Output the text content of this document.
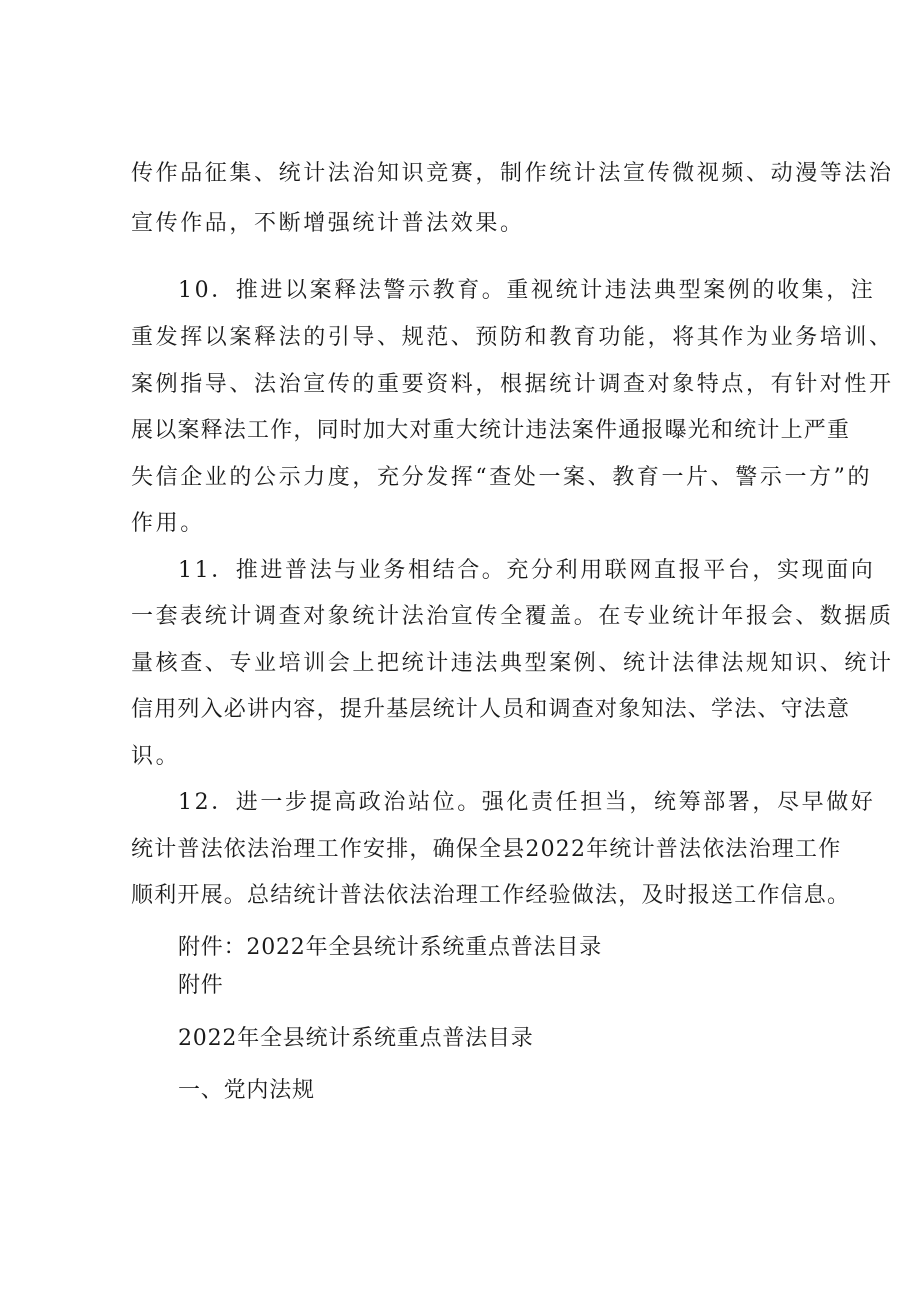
传作品征集、统计法治知识竞赛，制作统计法宣传微视频、动漫等法治
宣传作品，不断增强统计普法效果。
10．推进以案释法警示教育。重视统计违法典型案例的收集，注
重发挥以案释法的引导、规范、预防和教育功能，将其作为业务培训、
案例指导、法治宣传的重要资料，根据统计调查对象特点，有针对性开
展以案释法工作，同时加大对重大统计违法案件通报曝光和统计上严重
失信企业的公示力度，充分发挥“查处一案、教育一片、警示一方”的
作用。
11．推进普法与业务相结合。充分利用联网直报平台，实现面向
一套表统计调查对象统计法治宣传全覆盖。在专业统计年报会、数据质
量核查、专业培训会上把统计违法典型案例、统计法律法规知识、统计
信用列入必讲内容，提升基层统计人员和调查对象知法、学法、守法意
识。
12．进一步提高政治站位。强化责任担当，统筹部署，尽早做好
统计普法依法治理工作安排，确保全县2022年统计普法依法治理工作
顺利开展。总结统计普法依法治理工作经验做法，及时报送工作信息。
附件：2022年全县统计系统重点普法目录
附件
2022年全县统计系统重点普法目录
一、党内法规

**Exercise instructions**. What you return should match the records above word for word, minus the pictures.

**Right answer**.
Output the text content of this document.
传作品征集、统计法治知识竞赛，制作统计法宣传微视频、动漫等法治
宣传作品，不断增强统计普法效果。
10．推进以案释法警示教育。重视统计违法典型案例的收集，注
重发挥以案释法的引导、规范、预防和教育功能，将其作为业务培训、
案例指导、法治宣传的重要资料，根据统计调查对象特点，有针对性开
展以案释法工作，同时加大对重大统计违法案件通报曝光和统计上严重
失信企业的公示力度，充分发挥“查处一案、教育一片、警示一方”的
作用。
11．推进普法与业务相结合。充分利用联网直报平台，实现面向
一套表统计调查对象统计法治宣传全覆盖。在专业统计年报会、数据质
量核查、专业培训会上把统计违法典型案例、统计法律法规知识、统计
信用列入必讲内容，提升基层统计人员和调查对象知法、学法、守法意
识。
12．进一步提高政治站位。强化责任担当，统筹部署，尽早做好
统计普法依法治理工作安排，确保全县2022年统计普法依法治理工作
顺利开展。总结统计普法依法治理工作经验做法，及时报送工作信息。
附件：2022年全县统计系统重点普法目录
附件
2022年全县统计系统重点普法目录
一、党内法规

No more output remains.